• GOAL
Count every line that includes the string "University" in the entries that follow. Nothing besides the number is needed.
· · · ·
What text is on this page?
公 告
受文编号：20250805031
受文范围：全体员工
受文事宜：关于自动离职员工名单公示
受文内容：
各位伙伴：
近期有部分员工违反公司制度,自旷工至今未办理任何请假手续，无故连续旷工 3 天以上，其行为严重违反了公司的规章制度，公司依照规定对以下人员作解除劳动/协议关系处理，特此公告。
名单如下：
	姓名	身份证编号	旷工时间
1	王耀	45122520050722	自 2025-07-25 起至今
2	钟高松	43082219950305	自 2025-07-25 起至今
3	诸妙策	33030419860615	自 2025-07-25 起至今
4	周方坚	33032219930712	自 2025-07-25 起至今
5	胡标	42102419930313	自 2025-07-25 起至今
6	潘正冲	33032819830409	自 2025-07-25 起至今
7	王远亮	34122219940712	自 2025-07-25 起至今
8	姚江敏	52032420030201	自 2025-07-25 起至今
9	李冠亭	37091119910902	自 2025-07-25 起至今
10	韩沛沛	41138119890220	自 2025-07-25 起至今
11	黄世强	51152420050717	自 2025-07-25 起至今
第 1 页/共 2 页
· · · ·
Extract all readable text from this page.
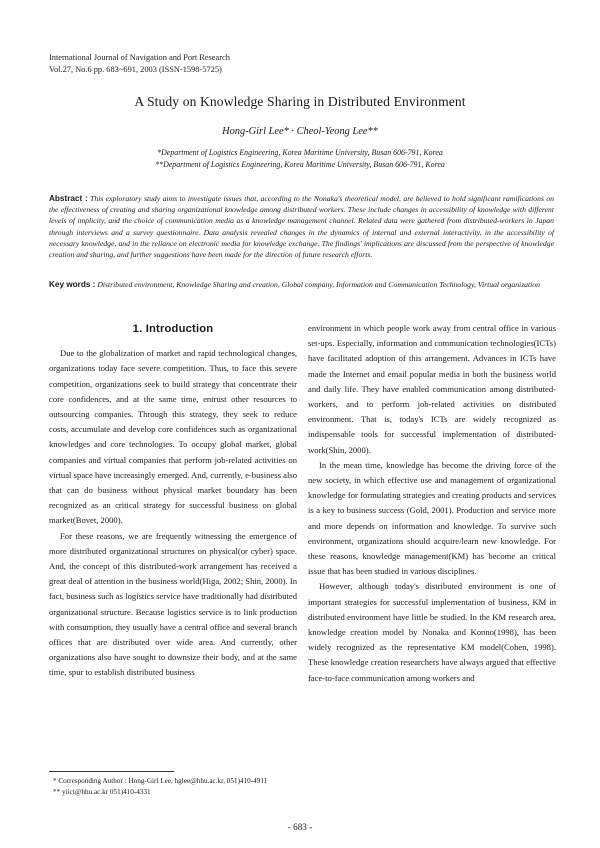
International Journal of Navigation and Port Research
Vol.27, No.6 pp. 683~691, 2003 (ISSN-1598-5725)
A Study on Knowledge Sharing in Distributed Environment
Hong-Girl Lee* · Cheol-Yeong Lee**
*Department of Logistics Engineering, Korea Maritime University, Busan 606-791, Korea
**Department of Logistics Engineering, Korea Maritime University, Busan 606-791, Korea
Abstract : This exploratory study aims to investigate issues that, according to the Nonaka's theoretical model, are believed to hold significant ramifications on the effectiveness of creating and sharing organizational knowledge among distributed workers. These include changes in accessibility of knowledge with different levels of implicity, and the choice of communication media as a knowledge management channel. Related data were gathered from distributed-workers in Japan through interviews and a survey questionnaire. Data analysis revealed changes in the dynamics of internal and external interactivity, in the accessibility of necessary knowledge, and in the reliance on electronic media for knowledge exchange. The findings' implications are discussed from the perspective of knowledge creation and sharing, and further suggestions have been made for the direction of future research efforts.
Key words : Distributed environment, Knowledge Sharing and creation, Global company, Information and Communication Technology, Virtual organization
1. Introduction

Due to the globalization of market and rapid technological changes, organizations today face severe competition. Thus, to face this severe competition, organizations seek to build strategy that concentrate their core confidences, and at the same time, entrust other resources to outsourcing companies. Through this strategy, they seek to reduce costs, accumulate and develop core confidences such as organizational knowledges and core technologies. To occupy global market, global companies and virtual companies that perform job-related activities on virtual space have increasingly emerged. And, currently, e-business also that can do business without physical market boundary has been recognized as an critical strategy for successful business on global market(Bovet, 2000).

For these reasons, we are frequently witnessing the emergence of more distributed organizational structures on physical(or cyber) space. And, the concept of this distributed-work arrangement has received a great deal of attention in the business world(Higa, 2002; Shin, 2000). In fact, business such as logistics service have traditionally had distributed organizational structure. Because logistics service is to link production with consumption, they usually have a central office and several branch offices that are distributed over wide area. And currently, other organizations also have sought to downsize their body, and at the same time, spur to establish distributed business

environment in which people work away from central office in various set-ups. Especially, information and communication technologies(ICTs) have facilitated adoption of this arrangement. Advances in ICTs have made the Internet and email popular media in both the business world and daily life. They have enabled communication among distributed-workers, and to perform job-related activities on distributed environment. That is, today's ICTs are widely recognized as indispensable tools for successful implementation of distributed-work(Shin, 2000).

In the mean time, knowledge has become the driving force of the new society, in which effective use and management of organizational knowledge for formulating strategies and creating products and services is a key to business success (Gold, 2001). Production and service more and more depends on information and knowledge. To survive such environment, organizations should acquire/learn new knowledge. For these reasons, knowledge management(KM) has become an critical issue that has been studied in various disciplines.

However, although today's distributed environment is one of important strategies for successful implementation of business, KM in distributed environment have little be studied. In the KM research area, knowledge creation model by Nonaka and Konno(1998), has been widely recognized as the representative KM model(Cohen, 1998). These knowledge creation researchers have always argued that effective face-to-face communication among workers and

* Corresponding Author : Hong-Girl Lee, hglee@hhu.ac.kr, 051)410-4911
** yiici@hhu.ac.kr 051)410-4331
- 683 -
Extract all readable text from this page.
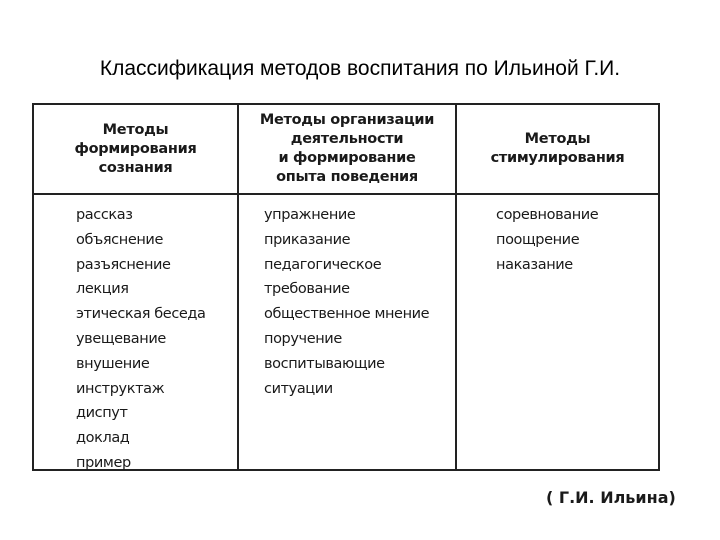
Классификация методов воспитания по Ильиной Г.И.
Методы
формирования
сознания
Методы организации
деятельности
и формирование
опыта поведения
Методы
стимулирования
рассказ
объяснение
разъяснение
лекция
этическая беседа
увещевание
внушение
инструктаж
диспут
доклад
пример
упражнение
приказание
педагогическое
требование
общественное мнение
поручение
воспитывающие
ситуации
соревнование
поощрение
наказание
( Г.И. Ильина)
· · · ·
• SOLUTION TO THE PROBLEM
2